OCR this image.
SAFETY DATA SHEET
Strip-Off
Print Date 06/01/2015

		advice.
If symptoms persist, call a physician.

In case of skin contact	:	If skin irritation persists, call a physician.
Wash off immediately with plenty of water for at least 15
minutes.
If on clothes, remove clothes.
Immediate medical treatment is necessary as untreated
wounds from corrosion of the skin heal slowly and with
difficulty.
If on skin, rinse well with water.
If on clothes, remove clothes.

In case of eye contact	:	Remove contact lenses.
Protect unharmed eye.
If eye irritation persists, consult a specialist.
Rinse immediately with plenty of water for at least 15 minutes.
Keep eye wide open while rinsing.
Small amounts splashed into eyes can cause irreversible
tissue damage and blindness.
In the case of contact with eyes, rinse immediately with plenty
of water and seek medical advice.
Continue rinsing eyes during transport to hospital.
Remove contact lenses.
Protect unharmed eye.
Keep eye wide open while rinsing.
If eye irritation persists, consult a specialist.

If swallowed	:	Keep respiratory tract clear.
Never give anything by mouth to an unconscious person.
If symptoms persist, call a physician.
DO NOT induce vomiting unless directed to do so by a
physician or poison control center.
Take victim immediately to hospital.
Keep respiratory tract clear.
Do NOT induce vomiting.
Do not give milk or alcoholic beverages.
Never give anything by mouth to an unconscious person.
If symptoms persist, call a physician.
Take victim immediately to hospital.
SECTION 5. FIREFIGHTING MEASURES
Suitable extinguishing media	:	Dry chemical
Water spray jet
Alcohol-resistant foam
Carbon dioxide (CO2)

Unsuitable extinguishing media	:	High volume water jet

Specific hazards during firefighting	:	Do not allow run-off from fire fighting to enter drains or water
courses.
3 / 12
※
**WHAT YOU WILL DO:**
Copy out every line from the material above in which the word "eyes" appears.

**WRITTEN ANSWER:**
Small amounts splashed into eyes can cause irreversible
In the case of contact with eyes, rinse immediately with plenty
Continue rinsing eyes during transport to hospital.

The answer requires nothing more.